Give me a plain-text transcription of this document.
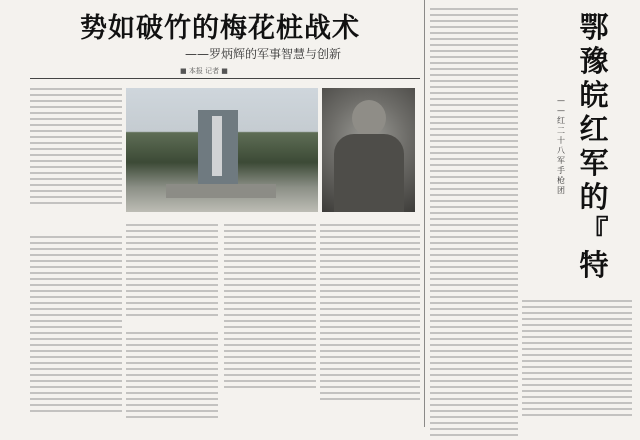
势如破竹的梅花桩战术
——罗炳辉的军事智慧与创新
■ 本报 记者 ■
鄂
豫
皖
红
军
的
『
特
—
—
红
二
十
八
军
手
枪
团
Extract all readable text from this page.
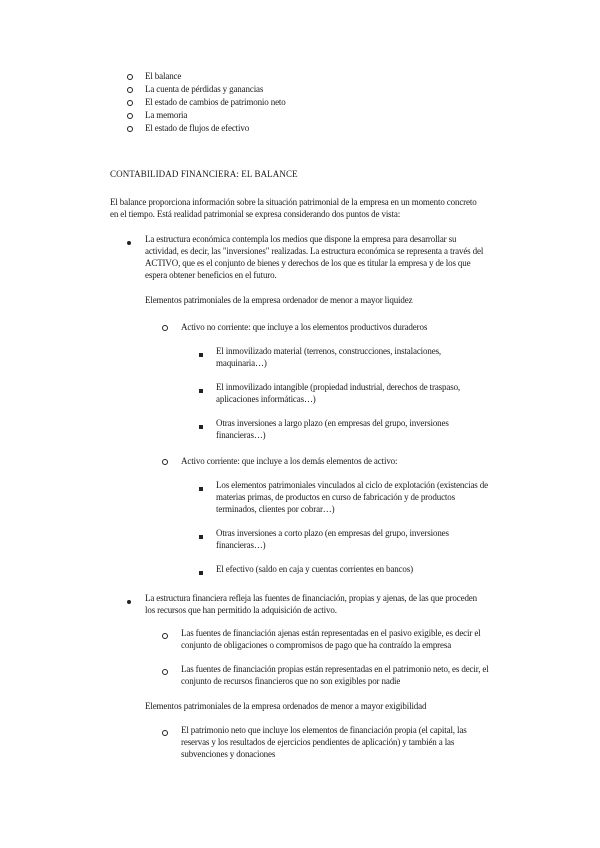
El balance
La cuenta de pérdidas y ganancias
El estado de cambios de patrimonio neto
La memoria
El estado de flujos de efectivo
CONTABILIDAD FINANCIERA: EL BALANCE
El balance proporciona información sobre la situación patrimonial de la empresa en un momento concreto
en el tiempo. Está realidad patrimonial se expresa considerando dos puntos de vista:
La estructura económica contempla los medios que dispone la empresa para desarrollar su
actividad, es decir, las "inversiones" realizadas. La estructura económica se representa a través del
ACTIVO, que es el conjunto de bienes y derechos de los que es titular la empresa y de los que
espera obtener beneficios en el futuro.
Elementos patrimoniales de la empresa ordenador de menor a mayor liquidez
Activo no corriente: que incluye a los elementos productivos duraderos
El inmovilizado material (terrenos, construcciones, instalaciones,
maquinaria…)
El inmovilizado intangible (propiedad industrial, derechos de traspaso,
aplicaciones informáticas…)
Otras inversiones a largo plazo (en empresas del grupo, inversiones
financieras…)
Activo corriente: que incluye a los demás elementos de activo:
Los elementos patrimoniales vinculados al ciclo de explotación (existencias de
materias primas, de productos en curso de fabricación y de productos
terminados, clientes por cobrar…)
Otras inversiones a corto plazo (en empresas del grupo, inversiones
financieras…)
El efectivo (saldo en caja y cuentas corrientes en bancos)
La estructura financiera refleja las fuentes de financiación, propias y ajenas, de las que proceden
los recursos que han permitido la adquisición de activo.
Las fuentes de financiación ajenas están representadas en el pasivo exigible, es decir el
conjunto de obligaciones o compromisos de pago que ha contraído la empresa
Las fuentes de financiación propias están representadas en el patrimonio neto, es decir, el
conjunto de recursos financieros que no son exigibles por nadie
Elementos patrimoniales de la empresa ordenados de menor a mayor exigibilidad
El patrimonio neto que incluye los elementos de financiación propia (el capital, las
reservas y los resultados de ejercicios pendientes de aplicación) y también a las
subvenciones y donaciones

==

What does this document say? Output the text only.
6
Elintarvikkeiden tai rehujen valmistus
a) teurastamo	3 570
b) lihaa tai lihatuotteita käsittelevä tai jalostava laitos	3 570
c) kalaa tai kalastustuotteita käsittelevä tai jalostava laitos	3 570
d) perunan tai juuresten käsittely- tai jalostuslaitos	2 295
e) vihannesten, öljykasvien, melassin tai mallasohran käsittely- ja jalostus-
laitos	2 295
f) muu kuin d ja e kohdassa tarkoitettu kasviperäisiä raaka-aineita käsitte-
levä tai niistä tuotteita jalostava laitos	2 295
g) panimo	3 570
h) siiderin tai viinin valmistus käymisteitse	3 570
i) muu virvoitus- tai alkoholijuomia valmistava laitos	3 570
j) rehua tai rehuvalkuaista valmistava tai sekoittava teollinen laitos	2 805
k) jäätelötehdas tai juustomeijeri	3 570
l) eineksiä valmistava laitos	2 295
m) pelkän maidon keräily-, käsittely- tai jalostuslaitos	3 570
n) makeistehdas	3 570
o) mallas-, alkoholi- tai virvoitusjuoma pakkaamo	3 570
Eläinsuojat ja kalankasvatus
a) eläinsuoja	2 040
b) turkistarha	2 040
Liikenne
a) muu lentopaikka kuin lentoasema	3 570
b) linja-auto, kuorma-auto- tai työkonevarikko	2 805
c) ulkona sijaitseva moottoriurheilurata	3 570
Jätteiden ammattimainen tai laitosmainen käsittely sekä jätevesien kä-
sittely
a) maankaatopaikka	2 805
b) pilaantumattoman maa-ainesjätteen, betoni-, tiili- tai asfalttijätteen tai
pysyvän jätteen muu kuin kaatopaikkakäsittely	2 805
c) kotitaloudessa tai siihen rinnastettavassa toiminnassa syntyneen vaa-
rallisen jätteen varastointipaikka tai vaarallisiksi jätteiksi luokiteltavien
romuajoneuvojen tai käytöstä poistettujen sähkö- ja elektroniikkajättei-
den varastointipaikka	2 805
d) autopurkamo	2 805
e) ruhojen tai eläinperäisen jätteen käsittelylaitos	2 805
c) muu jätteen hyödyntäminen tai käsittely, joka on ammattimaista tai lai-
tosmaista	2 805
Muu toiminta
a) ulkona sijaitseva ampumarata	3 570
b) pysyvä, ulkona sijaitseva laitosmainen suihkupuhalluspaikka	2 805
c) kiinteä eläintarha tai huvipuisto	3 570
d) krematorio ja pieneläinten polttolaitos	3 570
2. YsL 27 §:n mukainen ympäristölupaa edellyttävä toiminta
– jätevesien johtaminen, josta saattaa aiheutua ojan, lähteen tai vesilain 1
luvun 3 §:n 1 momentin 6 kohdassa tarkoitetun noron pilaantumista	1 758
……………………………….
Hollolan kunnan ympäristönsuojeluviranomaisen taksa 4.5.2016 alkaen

▶ **What you need to do**: Gather each line holding the string "Otras".

▶ **Solution**:
Otras inversiones a largo plazo (en empresas del grupo, inversiones
Otras inversiones a corto plazo (en empresas del grupo, inversiones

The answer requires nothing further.